— START Input records —

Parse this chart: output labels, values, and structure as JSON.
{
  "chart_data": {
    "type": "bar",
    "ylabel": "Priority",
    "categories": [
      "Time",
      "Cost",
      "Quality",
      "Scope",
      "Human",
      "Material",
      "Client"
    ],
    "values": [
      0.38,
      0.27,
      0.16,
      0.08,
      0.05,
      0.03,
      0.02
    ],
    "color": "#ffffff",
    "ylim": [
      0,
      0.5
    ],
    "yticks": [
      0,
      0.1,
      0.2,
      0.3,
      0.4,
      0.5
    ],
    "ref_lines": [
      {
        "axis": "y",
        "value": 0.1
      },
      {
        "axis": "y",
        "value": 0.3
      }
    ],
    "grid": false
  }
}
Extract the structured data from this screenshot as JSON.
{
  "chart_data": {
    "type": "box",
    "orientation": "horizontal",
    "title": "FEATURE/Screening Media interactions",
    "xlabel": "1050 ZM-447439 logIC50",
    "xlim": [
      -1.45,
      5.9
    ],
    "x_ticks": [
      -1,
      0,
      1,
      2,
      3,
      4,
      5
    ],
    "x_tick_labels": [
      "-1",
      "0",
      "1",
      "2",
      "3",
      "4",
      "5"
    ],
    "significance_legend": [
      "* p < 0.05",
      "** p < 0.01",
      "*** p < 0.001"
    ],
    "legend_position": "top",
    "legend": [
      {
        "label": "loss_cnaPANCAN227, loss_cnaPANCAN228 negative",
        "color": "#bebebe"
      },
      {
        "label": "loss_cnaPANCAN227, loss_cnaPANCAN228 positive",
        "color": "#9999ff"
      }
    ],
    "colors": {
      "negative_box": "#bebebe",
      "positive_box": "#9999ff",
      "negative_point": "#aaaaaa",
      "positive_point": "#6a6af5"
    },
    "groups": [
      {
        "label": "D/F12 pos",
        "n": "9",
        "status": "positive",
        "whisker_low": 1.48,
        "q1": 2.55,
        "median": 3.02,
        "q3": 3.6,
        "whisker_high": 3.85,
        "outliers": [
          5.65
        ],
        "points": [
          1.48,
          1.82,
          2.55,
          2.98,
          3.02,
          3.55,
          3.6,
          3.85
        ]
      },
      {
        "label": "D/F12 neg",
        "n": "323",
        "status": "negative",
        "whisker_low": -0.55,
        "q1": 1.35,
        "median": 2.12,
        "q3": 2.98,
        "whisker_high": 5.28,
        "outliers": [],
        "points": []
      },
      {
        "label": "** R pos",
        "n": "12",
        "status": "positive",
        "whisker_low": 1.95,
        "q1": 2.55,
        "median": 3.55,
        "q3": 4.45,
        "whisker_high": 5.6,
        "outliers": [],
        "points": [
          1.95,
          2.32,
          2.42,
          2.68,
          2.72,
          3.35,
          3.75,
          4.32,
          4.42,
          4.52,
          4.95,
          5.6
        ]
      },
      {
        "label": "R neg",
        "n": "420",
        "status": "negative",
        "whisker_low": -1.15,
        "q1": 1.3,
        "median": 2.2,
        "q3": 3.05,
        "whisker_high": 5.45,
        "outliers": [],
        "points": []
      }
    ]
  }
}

— END Input records —

Set task — Repeat each of the entries above precisely as given.

Written response —
Parse this chart: output labels, values, and structure as JSON.
{
  "chart_data": {
    "type": "bar",
    "ylabel": "Priority",
    "categories": [
      "Time",
      "Cost",
      "Quality",
      "Scope",
      "Human",
      "Material",
      "Client"
    ],
    "values": [
      0.38,
      0.27,
      0.16,
      0.08,
      0.05,
      0.03,
      0.02
    ],
    "color": "#ffffff",
    "ylim": [
      0,
      0.5
    ],
    "yticks": [
      0,
      0.1,
      0.2,
      0.3,
      0.4,
      0.5
    ],
    "ref_lines": [
      {
        "axis": "y",
        "value": 0.1
      },
      {
        "axis": "y",
        "value": 0.3
      }
    ],
    "grid": false
  }
}
Extract the structured data from this screenshot as JSON.
{
  "chart_data": {
    "type": "box",
    "orientation": "horizontal",
    "title": "FEATURE/Screening Media interactions",
    "xlabel": "1050 ZM-447439 logIC50",
    "xlim": [
      -1.45,
      5.9
    ],
    "x_ticks": [
      -1,
      0,
      1,
      2,
      3,
      4,
      5
    ],
    "x_tick_labels": [
      "-1",
      "0",
      "1",
      "2",
      "3",
      "4",
      "5"
    ],
    "significance_legend": [
      "* p < 0.05",
      "** p < 0.01",
      "*** p < 0.001"
    ],
    "legend_position": "top",
    "legend": [
      {
        "label": "loss_cnaPANCAN227, loss_cnaPANCAN228 negative",
        "color": "#bebebe"
      },
      {
        "label": "loss_cnaPANCAN227, loss_cnaPANCAN228 positive",
        "color": "#9999ff"
      }
    ],
    "colors": {
      "negative_box": "#bebebe",
      "positive_box": "#9999ff",
      "negative_point": "#aaaaaa",
      "positive_point": "#6a6af5"
    },
    "groups": [
      {
        "label": "D/F12 pos",
        "n": "9",
        "status": "positive",
        "whisker_low": 1.48,
        "q1": 2.55,
        "median": 3.02,
        "q3": 3.6,
        "whisker_high": 3.85,
        "outliers": [
          5.65
        ],
        "points": [
          1.48,
          1.82,
          2.55,
          2.98,
          3.02,
          3.55,
          3.6,
          3.85
        ]
      },
      {
        "label": "D/F12 neg",
        "n": "323",
        "status": "negative",
        "whisker_low": -0.55,
        "q1": 1.35,
        "median": 2.12,
        "q3": 2.98,
        "whisker_high": 5.28,
        "outliers": [],
        "points": []
      },
      {
        "label": "** R pos",
        "n": "12",
        "status": "positive",
        "whisker_low": 1.95,
        "q1": 2.55,
        "median": 3.55,
        "q3": 4.45,
        "whisker_high": 5.6,
        "outliers": [],
        "points": [
          1.95,
          2.32,
          2.42,
          2.68,
          2.72,
          3.35,
          3.75,
          4.32,
          4.42,
          4.52,
          4.95,
          5.6
        ]
      },
      {
        "label": "R neg",
        "n": "420",
        "status": "negative",
        "whisker_low": -1.15,
        "q1": 1.3,
        "median": 2.2,
        "q3": 3.05,
        "whisker_high": 5.45,
        "outliers": [],
        "points": []
      }
    ]
  }
}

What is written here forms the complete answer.